[Figure record extracts]
··········

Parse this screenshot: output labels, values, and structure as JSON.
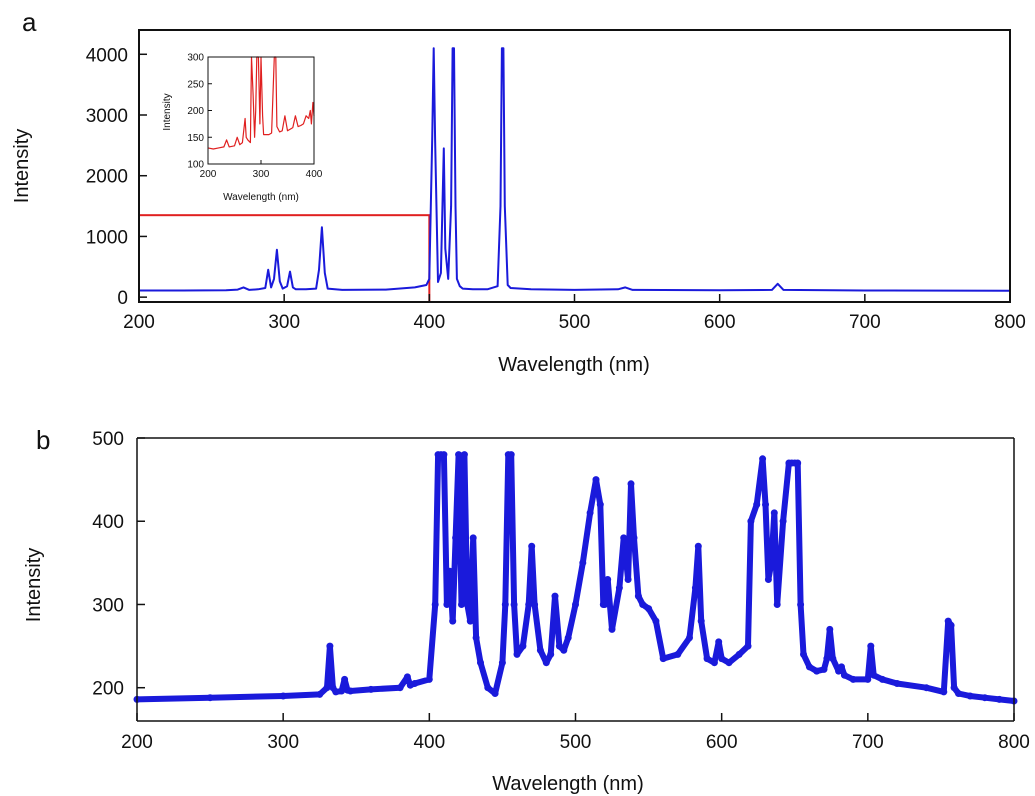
{
  "chart_data": [
    {
      "type": "line",
      "panel_label": "a",
      "xlabel": "Wavelength (nm)",
      "ylabel": "Intensity",
      "xlim": [
        200,
        800
      ],
      "ylim": [
        -80,
        4400
      ],
      "xticks": [
        200,
        300,
        400,
        500,
        600,
        700,
        800
      ],
      "yticks": [
        0,
        1000,
        2000,
        3000,
        4000
      ],
      "series_color": "#1a1adb",
      "series": [
        {
          "x": [
            200,
            230,
            260,
            268,
            272,
            276,
            282,
            287,
            289,
            291,
            293,
            295,
            297,
            299,
            302,
            304,
            306,
            308,
            315,
            322,
            324,
            326,
            328,
            330,
            340,
            370,
            390,
            398,
            400,
            402,
            403,
            404,
            406,
            408,
            410,
            411,
            413,
            415,
            416,
            417,
            418,
            419,
            421,
            423,
            430,
            440,
            447,
            449,
            450,
            451,
            452,
            454,
            456,
            470,
            500,
            530,
            535,
            540,
            600,
            636,
            640,
            644,
            700,
            800
          ],
          "y": [
            110,
            110,
            115,
            125,
            160,
            120,
            130,
            150,
            450,
            160,
            300,
            780,
            260,
            140,
            180,
            420,
            160,
            130,
            130,
            140,
            450,
            1150,
            400,
            140,
            120,
            125,
            160,
            200,
            300,
            2600,
            4100,
            2600,
            250,
            400,
            2450,
            800,
            300,
            1500,
            4100,
            4100,
            1500,
            300,
            180,
            140,
            130,
            130,
            180,
            1500,
            4100,
            4100,
            1500,
            200,
            150,
            130,
            120,
            130,
            160,
            120,
            115,
            120,
            220,
            120,
            110,
            105
          ]
        }
      ],
      "highlight_box": {
        "x_range": [
          200,
          400
        ],
        "y_range": [
          -80,
          1350
        ],
        "color": "#e02020"
      },
      "inset": {
        "xlabel": "Wavelength (nm)",
        "ylabel": "Intensity",
        "xlim": [
          200,
          400
        ],
        "ylim": [
          100,
          300
        ],
        "xticks": [
          200,
          300,
          400
        ],
        "yticks": [
          100,
          150,
          200,
          250,
          300
        ],
        "series_color": "#e02020",
        "x": [
          200,
          210,
          220,
          230,
          235,
          240,
          250,
          255,
          260,
          265,
          270,
          272,
          275,
          280,
          282,
          285,
          288,
          290,
          292,
          295,
          298,
          300,
          303,
          305,
          310,
          315,
          320,
          325,
          328,
          330,
          335,
          340,
          345,
          350,
          355,
          360,
          365,
          370,
          375,
          380,
          385,
          390,
          393,
          395,
          398,
          400
        ],
        "y": [
          130,
          128,
          130,
          132,
          145,
          132,
          134,
          150,
          136,
          140,
          185,
          150,
          145,
          140,
          300,
          230,
          150,
          200,
          300,
          300,
          175,
          300,
          190,
          155,
          155,
          155,
          158,
          300,
          300,
          170,
          160,
          162,
          190,
          162,
          165,
          168,
          190,
          170,
          172,
          175,
          190,
          185,
          200,
          175,
          215,
          190
        ]
      }
    },
    {
      "type": "scatter",
      "panel_label": "b",
      "xlabel": "Wavelength (nm)",
      "ylabel": "Intensity",
      "xlim": [
        200,
        800
      ],
      "ylim": [
        160,
        500
      ],
      "xticks": [
        200,
        300,
        400,
        500,
        600,
        700,
        800
      ],
      "yticks": [
        200,
        300,
        400,
        500
      ],
      "series_color": "#1a1adb",
      "series": [
        {
          "x": [
            200,
            250,
            300,
            325,
            330,
            332,
            334,
            336,
            340,
            342,
            344,
            346,
            360,
            380,
            385,
            387,
            390,
            400,
            404,
            406,
            408,
            410,
            412,
            414,
            416,
            418,
            420,
            422,
            424,
            426,
            428,
            430,
            432,
            435,
            440,
            445,
            450,
            452,
            454,
            456,
            458,
            460,
            464,
            468,
            470,
            472,
            476,
            480,
            483,
            486,
            489,
            492,
            495,
            500,
            505,
            510,
            514,
            517,
            519,
            520,
            522,
            525,
            530,
            533,
            536,
            538,
            540,
            543,
            546,
            550,
            555,
            560,
            570,
            578,
            582,
            584,
            586,
            590,
            595,
            598,
            600,
            605,
            612,
            618,
            620,
            624,
            628,
            630,
            632,
            634,
            636,
            638,
            642,
            646,
            648,
            650,
            652,
            654,
            656,
            660,
            665,
            670,
            672,
            674,
            676,
            680,
            682,
            684,
            690,
            700,
            702,
            704,
            710,
            720,
            740,
            752,
            755,
            757,
            759,
            762,
            770,
            780,
            790,
            800
          ],
          "y": [
            186,
            188,
            190,
            192,
            200,
            250,
            200,
            195,
            196,
            210,
            197,
            196,
            198,
            200,
            213,
            203,
            205,
            210,
            300,
            480,
            480,
            480,
            300,
            340,
            280,
            380,
            480,
            300,
            480,
            300,
            280,
            380,
            260,
            230,
            200,
            193,
            230,
            300,
            480,
            480,
            300,
            240,
            250,
            300,
            370,
            300,
            245,
            230,
            240,
            310,
            250,
            245,
            260,
            300,
            350,
            410,
            450,
            420,
            300,
            300,
            330,
            270,
            320,
            380,
            330,
            445,
            380,
            310,
            300,
            295,
            280,
            235,
            240,
            260,
            320,
            370,
            280,
            235,
            230,
            255,
            235,
            230,
            240,
            250,
            400,
            420,
            475,
            420,
            330,
            350,
            410,
            300,
            400,
            470,
            470,
            470,
            470,
            300,
            240,
            225,
            220,
            222,
            235,
            270,
            235,
            220,
            225,
            215,
            210,
            210,
            250,
            215,
            210,
            205,
            200,
            195,
            280,
            275,
            200,
            193,
            190,
            188,
            186,
            184
          ]
        }
      ]
    }
  ]
}
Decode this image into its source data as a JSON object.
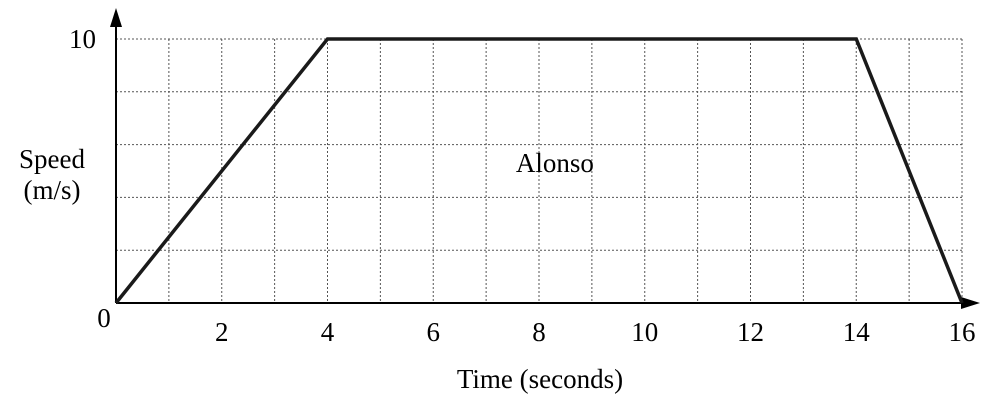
{
  "chart_data": {
    "type": "line",
    "title": "",
    "xlabel": "Time (seconds)",
    "ylabel": [
      "Speed",
      "(m/s)"
    ],
    "xlim": [
      0,
      16
    ],
    "ylim": [
      0,
      10
    ],
    "x_ticks": [
      0,
      2,
      4,
      6,
      8,
      10,
      12,
      14,
      16
    ],
    "y_ticks": [
      0,
      10
    ],
    "x_grid_step": 1,
    "y_grid_step": 2,
    "grid": true,
    "series": [
      {
        "name": "Alonso",
        "x": [
          0,
          4,
          14,
          16
        ],
        "y": [
          0,
          10,
          10,
          0
        ]
      }
    ],
    "annotations": [
      {
        "text": "Alonso",
        "x": 8.3,
        "y": 5.3
      }
    ]
  }
}
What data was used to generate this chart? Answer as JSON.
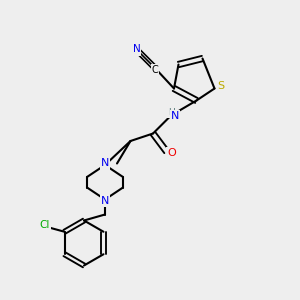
{
  "bg_color": "#eeeeee",
  "bond_color": "#000000",
  "colors": {
    "N": "#0000ee",
    "O": "#ee0000",
    "S": "#bbaa00",
    "Cl": "#00aa00",
    "C": "#000000",
    "H": "#557777",
    "triple": "#000000"
  },
  "lw": 1.5,
  "figsize": [
    3.0,
    3.0
  ],
  "dpi": 100
}
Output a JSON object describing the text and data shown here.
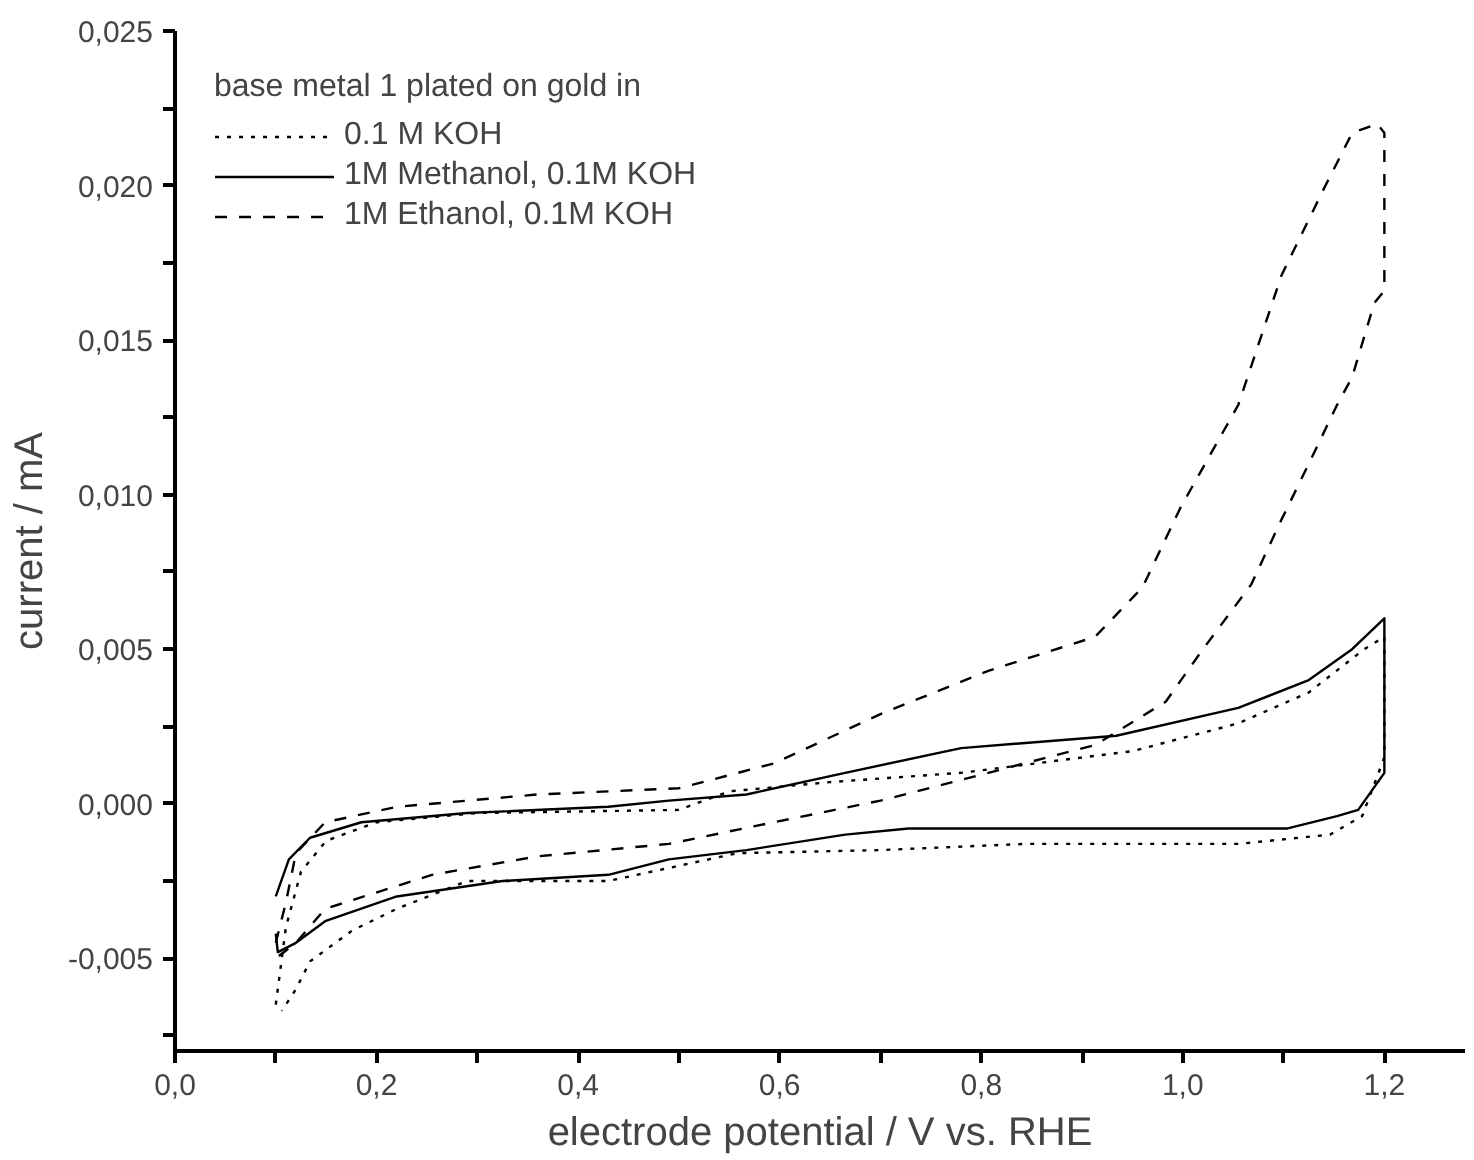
{
  "chart_data": {
    "type": "line",
    "xlabel": "electrode potential / V vs. RHE",
    "ylabel": "current / mA",
    "legend_title": "base metal 1 plated on gold in",
    "legend": "top left",
    "grid": false,
    "xlim": [
      0,
      1.28
    ],
    "ylim": [
      -0.008,
      0.025
    ],
    "xticks": [
      {
        "value": 0,
        "label": "0,0"
      },
      {
        "value": 0.1,
        "label": null
      },
      {
        "value": 0.2,
        "label": "0,2"
      },
      {
        "value": 0.3,
        "label": null
      },
      {
        "value": 0.4,
        "label": "0,4"
      },
      {
        "value": 0.5,
        "label": null
      },
      {
        "value": 0.6,
        "label": "0,6"
      },
      {
        "value": 0.7,
        "label": null
      },
      {
        "value": 0.8,
        "label": "0,8"
      },
      {
        "value": 0.9,
        "label": null
      },
      {
        "value": 1.0,
        "label": "1,0"
      },
      {
        "value": 1.1,
        "label": null
      },
      {
        "value": 1.2,
        "label": "1,2"
      }
    ],
    "yticks": [
      {
        "value": -0.0075,
        "label": null
      },
      {
        "value": -0.005,
        "label": "-0,005"
      },
      {
        "value": -0.0025,
        "label": null
      },
      {
        "value": 0,
        "label": "0,000"
      },
      {
        "value": 0.0025,
        "label": null
      },
      {
        "value": 0.005,
        "label": "0,005"
      },
      {
        "value": 0.0075,
        "label": null
      },
      {
        "value": 0.01,
        "label": "0,010"
      },
      {
        "value": 0.0125,
        "label": null
      },
      {
        "value": 0.015,
        "label": "0,015"
      },
      {
        "value": 0.0175,
        "label": null
      },
      {
        "value": 0.02,
        "label": "0,020"
      },
      {
        "value": 0.0225,
        "label": null
      },
      {
        "value": 0.025,
        "label": "0,025"
      }
    ],
    "series": [
      {
        "name": "0.1 M KOH",
        "color": "#000000",
        "line_style": "dotted",
        "x": [
          0.1,
          0.11,
          0.125,
          0.15,
          0.2,
          0.3,
          0.5,
          0.55,
          0.65,
          0.78,
          0.95,
          1.055,
          1.125,
          1.18,
          1.2,
          1.2,
          1.178,
          1.146,
          1.055,
          0.843,
          0.7,
          0.558,
          0.43,
          0.29,
          0.22,
          0.176,
          0.134,
          0.12,
          0.106
        ],
        "values": [
          -0.0065,
          -0.004,
          -0.0022,
          -0.0012,
          -0.0006,
          -0.0003,
          -0.0002,
          0.0004,
          0.0007,
          0.001,
          0.0017,
          0.0026,
          0.0036,
          0.005,
          0.0054,
          0.0015,
          -0.0004,
          -0.001,
          -0.0013,
          -0.0013,
          -0.0015,
          -0.0016,
          -0.0025,
          -0.0025,
          -0.0034,
          -0.0041,
          -0.0051,
          -0.006,
          -0.0067
        ]
      },
      {
        "name": "1M Methanol, 0.1M KOH",
        "color": "#000000",
        "line_style": "solid",
        "x": [
          0.1,
          0.113,
          0.134,
          0.185,
          0.29,
          0.43,
          0.49,
          0.567,
          0.665,
          0.78,
          0.934,
          1.055,
          1.125,
          1.168,
          1.2,
          1.2,
          1.174,
          1.153,
          1.104,
          0.728,
          0.665,
          0.567,
          0.49,
          0.43,
          0.325,
          0.22,
          0.149,
          0.12,
          0.102,
          0.1
        ],
        "values": [
          -0.003,
          -0.0018,
          -0.0011,
          -0.0006,
          -0.0003,
          -0.0001,
          0.0001,
          0.0003,
          0.001,
          0.0018,
          0.0022,
          0.0031,
          0.004,
          0.005,
          0.006,
          0.001,
          -0.0002,
          -0.0004,
          -0.0008,
          -0.0008,
          -0.001,
          -0.0015,
          -0.0018,
          -0.0023,
          -0.0025,
          -0.003,
          -0.0038,
          -0.0045,
          -0.0048,
          -0.0042
        ]
      },
      {
        "name": "1M Ethanol, 0.1M KOH",
        "color": "#000000",
        "line_style": "dashed",
        "x": [
          0.1,
          0.11,
          0.12,
          0.149,
          0.22,
          0.36,
          0.5,
          0.594,
          0.7,
          0.807,
          0.913,
          0.96,
          0.998,
          1.055,
          1.098,
          1.14,
          1.168,
          1.193,
          1.2,
          1.2,
          1.19,
          1.168,
          1.153,
          1.125,
          1.098,
          1.068,
          1.02,
          0.983,
          0.913,
          0.807,
          0.7,
          0.594,
          0.49,
          0.36,
          0.255,
          0.149,
          0.12,
          0.1
        ],
        "values": [
          -0.0045,
          -0.0032,
          -0.0016,
          -0.0006,
          -0.0001,
          0.0003,
          0.0005,
          0.0013,
          0.0029,
          0.0043,
          0.0054,
          0.007,
          0.0096,
          0.0129,
          0.0171,
          0.0199,
          0.0217,
          0.022,
          0.0217,
          0.0166,
          0.0162,
          0.0138,
          0.0129,
          0.011,
          0.0092,
          0.0071,
          0.005,
          0.0033,
          0.0019,
          0.001,
          0.0001,
          -0.0006,
          -0.0013,
          -0.0017,
          -0.0023,
          -0.0034,
          -0.0045,
          -0.005
        ]
      }
    ]
  }
}
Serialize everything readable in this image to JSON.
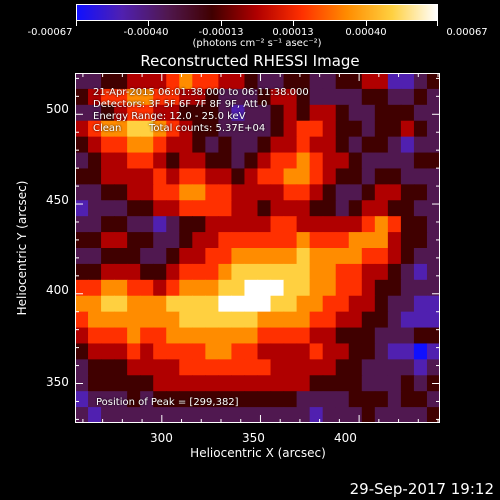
{
  "colorbar": {
    "tick_labels": [
      "-0.00067",
      "-0.00040",
      "-0.00013",
      "0.00013",
      "0.00040",
      "0.00067"
    ],
    "units": "(photons cm⁻² s⁻¹ asec⁻²)",
    "colormap": [
      "#1010ff",
      "#5020b0",
      "#501850",
      "#400000",
      "#b00000",
      "#ff3000",
      "#ff8c00",
      "#ffd040",
      "#ffffff"
    ]
  },
  "title": "Reconstructed RHESSI Image",
  "info": {
    "time_range": "21-Apr-2015 06:01:38.000 to 06:11:38.000",
    "detectors": "Detectors: 3F 5F 6F 7F 8F 9F, Att 0",
    "energy": "Energy Range: 12.0 - 25.0 keV",
    "clean": "Clean",
    "counts": "Total counts: 5.37E+04",
    "peak": "Position of Peak = [299,382]"
  },
  "footer": {
    "date": "29-Sep-2017 19:12"
  },
  "chart_data": {
    "type": "heatmap",
    "title": "Reconstructed RHESSI Image",
    "xlabel": "Heliocentric X (arcsec)",
    "ylabel": "Heliocentric Y (arcsec)",
    "xlim": [
      256,
      441
    ],
    "ylim": [
      328,
      523
    ],
    "xticks": [
      300,
      350,
      400
    ],
    "yticks": [
      350,
      400,
      450,
      500
    ],
    "value_range": [
      -0.00067,
      0.00067
    ],
    "value_units": "photons cm⁻² s⁻¹ asec⁻²",
    "peak": [
      299,
      382
    ],
    "rows_top_to_bottom": [
      "3344555676655433443344552234",
      "4566776655433345543333443343",
      "3345665544432334545543344433",
      "5677887654433334566544344543",
      "4566776554343345565543443233",
      "3455665455443456676554333344",
      "4455556566554566776544344333",
      "3344556677665555665433455443",
      "2333445566665545554434554433",
      "3344332344555556655555676443",
      "4455443345566666676667775443",
      "3344433455667777787777665433",
      "4455544566678888887766554323",
      "6677665677788999887766544333",
      "7788777888899998877665543322",
      "6777777788888877776655443222",
      "5666766777777766665544433344",
      "4555656666776655556554432212",
      "3444555566666665555544333323",
      "3444445555555555554444333434",
      "2333434444444444433334443443",
      "3233333333333333332333433334"
    ]
  }
}
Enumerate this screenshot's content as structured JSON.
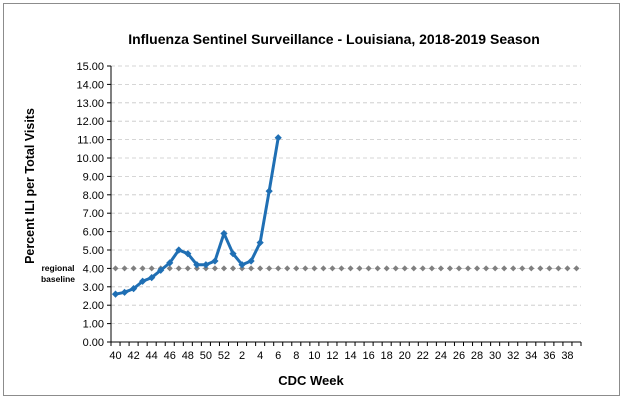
{
  "chart_data": {
    "type": "line",
    "title": "Influenza Sentinel Surveillance - Louisiana, 2018-2019 Season",
    "xlabel": "CDC Week",
    "ylabel": "Percent ILI per Total Visits",
    "ylim": [
      0,
      15
    ],
    "y_tick_step": 1,
    "x_tick_labels": [
      "40",
      "42",
      "44",
      "46",
      "48",
      "50",
      "52",
      "2",
      "4",
      "6",
      "8",
      "10",
      "12",
      "14",
      "16",
      "18",
      "20",
      "22",
      "24",
      "26",
      "28",
      "30",
      "32",
      "34",
      "36",
      "38"
    ],
    "n_weeks": 52,
    "series": [
      {
        "name": "Percent ILI",
        "color": "#1f6fb4",
        "weeks": [
          "40",
          "41",
          "42",
          "43",
          "44",
          "45",
          "46",
          "47",
          "48",
          "49",
          "50",
          "51",
          "52",
          "1",
          "2",
          "3",
          "4",
          "5",
          "6"
        ],
        "values": [
          2.6,
          2.7,
          2.9,
          3.3,
          3.5,
          3.9,
          4.3,
          5.0,
          4.8,
          4.2,
          4.2,
          4.4,
          5.9,
          4.8,
          4.2,
          4.4,
          5.4,
          8.2,
          11.1
        ]
      }
    ],
    "baseline": {
      "value": 4.0,
      "label_line1": "regional",
      "label_line2": "baseline",
      "color": "#808080"
    },
    "grid": true
  }
}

··········

Task to carry out: Copy down every line of the entries containing the word "Total".

Solution to the exercise:
    "counts": "Total counts: 5.37E+04",
    "ylabel": "Percent ILI per Total Visits",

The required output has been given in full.